— Start —

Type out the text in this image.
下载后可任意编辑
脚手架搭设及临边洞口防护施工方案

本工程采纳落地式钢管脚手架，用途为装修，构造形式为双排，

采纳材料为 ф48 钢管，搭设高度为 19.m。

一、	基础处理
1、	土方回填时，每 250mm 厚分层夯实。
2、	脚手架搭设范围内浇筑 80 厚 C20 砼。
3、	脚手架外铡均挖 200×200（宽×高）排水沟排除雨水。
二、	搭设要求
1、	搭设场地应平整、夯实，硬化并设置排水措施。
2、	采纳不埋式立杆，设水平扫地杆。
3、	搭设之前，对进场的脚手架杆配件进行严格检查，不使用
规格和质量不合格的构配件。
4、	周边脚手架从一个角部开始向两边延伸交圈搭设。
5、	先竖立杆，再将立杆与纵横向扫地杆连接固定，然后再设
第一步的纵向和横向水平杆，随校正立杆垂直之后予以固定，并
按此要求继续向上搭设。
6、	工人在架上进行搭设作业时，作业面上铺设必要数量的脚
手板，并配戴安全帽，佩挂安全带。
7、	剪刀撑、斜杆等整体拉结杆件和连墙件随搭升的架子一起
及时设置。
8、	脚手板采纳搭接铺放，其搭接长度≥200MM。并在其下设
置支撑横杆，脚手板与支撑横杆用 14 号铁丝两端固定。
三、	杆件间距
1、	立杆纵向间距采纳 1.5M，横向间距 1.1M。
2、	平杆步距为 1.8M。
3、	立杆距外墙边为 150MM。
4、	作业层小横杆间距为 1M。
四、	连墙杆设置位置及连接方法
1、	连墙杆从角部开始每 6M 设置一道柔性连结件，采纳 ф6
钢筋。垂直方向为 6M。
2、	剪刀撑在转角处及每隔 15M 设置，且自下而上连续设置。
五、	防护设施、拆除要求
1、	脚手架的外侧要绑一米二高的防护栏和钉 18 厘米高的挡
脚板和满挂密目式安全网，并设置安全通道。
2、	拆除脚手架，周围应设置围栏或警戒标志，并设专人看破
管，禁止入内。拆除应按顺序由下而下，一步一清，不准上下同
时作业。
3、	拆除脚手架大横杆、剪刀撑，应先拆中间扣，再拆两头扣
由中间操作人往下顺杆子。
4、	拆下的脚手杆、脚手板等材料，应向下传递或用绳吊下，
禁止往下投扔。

— End —

• What is asked
Copy out all of the data exactly, leaving nothing out.

• Written reply
Type out the text in this image.
下载后可任意编辑
脚手架搭设及临边洞口防护施工方案

本工程采纳落地式钢管脚手架，用途为装修，构造形式为双排，

采纳材料为 ф48 钢管，搭设高度为 19.m。

一、	基础处理
1、	土方回填时，每 250mm 厚分层夯实。
2、	脚手架搭设范围内浇筑 80 厚 C20 砼。
3、	脚手架外铡均挖 200×200（宽×高）排水沟排除雨水。
二、	搭设要求
1、	搭设场地应平整、夯实，硬化并设置排水措施。
2、	采纳不埋式立杆，设水平扫地杆。
3、	搭设之前，对进场的脚手架杆配件进行严格检查，不使用
规格和质量不合格的构配件。
4、	周边脚手架从一个角部开始向两边延伸交圈搭设。
5、	先竖立杆，再将立杆与纵横向扫地杆连接固定，然后再设
第一步的纵向和横向水平杆，随校正立杆垂直之后予以固定，并
按此要求继续向上搭设。
6、	工人在架上进行搭设作业时，作业面上铺设必要数量的脚
手板，并配戴安全帽，佩挂安全带。
7、	剪刀撑、斜杆等整体拉结杆件和连墙件随搭升的架子一起
及时设置。
8、	脚手板采纳搭接铺放，其搭接长度≥200MM。并在其下设
置支撑横杆，脚手板与支撑横杆用 14 号铁丝两端固定。
三、	杆件间距
1、	立杆纵向间距采纳 1.5M，横向间距 1.1M。
2、	平杆步距为 1.8M。
3、	立杆距外墙边为 150MM。
4、	作业层小横杆间距为 1M。
四、	连墙杆设置位置及连接方法
1、	连墙杆从角部开始每 6M 设置一道柔性连结件，采纳 ф6
钢筋。垂直方向为 6M。
2、	剪刀撑在转角处及每隔 15M 设置，且自下而上连续设置。
五、	防护设施、拆除要求
1、	脚手架的外侧要绑一米二高的防护栏和钉 18 厘米高的挡
脚板和满挂密目式安全网，并设置安全通道。
2、	拆除脚手架，周围应设置围栏或警戒标志，并设专人看破
管，禁止入内。拆除应按顺序由下而下，一步一清，不准上下同
时作业。
3、	拆除脚手架大横杆、剪刀撑，应先拆中间扣，再拆两头扣
由中间操作人往下顺杆子。
4、	拆下的脚手杆、脚手板等材料，应向下传递或用绳吊下，
禁止往下投扔。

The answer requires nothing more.